WORK TO DO> Transcribe the material verbatim in full; the pictures do not belong in the copy.

=== WORKING DATA ===

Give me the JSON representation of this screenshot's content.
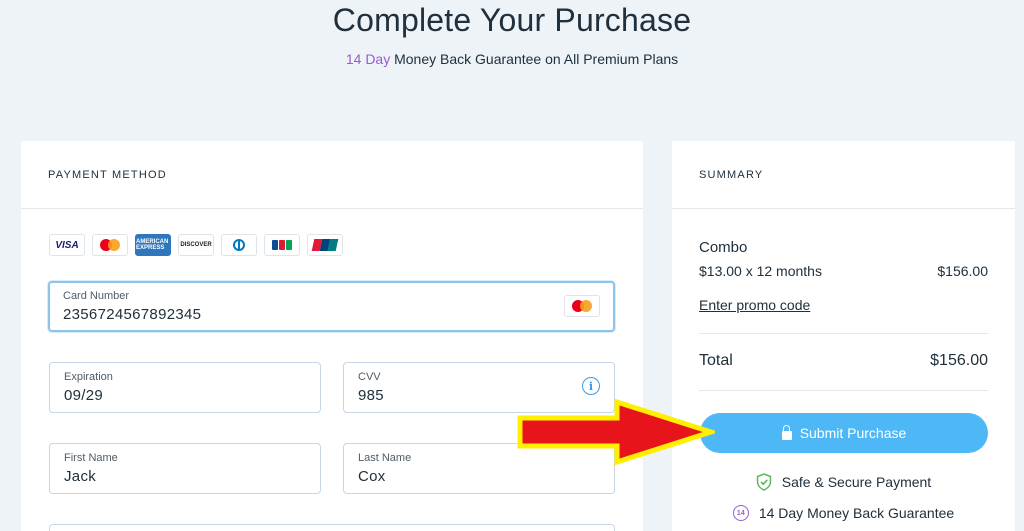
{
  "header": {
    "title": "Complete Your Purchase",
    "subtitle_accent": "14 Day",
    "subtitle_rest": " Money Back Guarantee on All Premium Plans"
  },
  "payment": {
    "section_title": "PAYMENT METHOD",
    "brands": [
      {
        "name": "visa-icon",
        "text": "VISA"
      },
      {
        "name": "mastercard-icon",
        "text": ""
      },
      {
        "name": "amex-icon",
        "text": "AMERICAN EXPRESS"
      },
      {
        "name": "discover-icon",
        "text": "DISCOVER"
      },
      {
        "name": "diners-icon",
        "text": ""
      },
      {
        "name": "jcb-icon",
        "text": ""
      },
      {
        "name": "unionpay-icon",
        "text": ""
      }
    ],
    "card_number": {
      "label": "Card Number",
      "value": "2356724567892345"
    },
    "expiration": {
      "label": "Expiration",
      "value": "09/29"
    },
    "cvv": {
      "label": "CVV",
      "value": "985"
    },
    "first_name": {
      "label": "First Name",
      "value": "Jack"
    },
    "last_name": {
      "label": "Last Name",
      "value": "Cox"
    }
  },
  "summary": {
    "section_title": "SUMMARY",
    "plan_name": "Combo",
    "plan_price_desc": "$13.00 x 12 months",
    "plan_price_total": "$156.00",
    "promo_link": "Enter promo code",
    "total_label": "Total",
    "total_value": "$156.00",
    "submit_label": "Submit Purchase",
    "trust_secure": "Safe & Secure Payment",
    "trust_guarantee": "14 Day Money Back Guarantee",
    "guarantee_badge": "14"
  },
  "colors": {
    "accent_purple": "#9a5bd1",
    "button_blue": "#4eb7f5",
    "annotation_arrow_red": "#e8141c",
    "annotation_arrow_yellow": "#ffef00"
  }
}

===

RESULT OF THE TASK>
Give me the JSON representation of this screenshot's content.
{
  "header": {
    "title": "Complete Your Purchase",
    "subtitle_accent": "14 Day",
    "subtitle_rest": " Money Back Guarantee on All Premium Plans"
  },
  "payment": {
    "section_title": "PAYMENT METHOD",
    "brands": [
      {
        "name": "visa-icon",
        "text": "VISA"
      },
      {
        "name": "mastercard-icon",
        "text": ""
      },
      {
        "name": "amex-icon",
        "text": "AMERICAN EXPRESS"
      },
      {
        "name": "discover-icon",
        "text": "DISCOVER"
      },
      {
        "name": "diners-icon",
        "text": ""
      },
      {
        "name": "jcb-icon",
        "text": ""
      },
      {
        "name": "unionpay-icon",
        "text": ""
      }
    ],
    "card_number": {
      "label": "Card Number",
      "value": "2356724567892345"
    },
    "expiration": {
      "label": "Expiration",
      "value": "09/29"
    },
    "cvv": {
      "label": "CVV",
      "value": "985"
    },
    "first_name": {
      "label": "First Name",
      "value": "Jack"
    },
    "last_name": {
      "label": "Last Name",
      "value": "Cox"
    }
  },
  "summary": {
    "section_title": "SUMMARY",
    "plan_name": "Combo",
    "plan_price_desc": "$13.00 x 12 months",
    "plan_price_total": "$156.00",
    "promo_link": "Enter promo code",
    "total_label": "Total",
    "total_value": "$156.00",
    "submit_label": "Submit Purchase",
    "trust_secure": "Safe & Secure Payment",
    "trust_guarantee": "14 Day Money Back Guarantee",
    "guarantee_badge": "14"
  },
  "colors": {
    "accent_purple": "#9a5bd1",
    "button_blue": "#4eb7f5",
    "annotation_arrow_red": "#e8141c",
    "annotation_arrow_yellow": "#ffef00"
  }
}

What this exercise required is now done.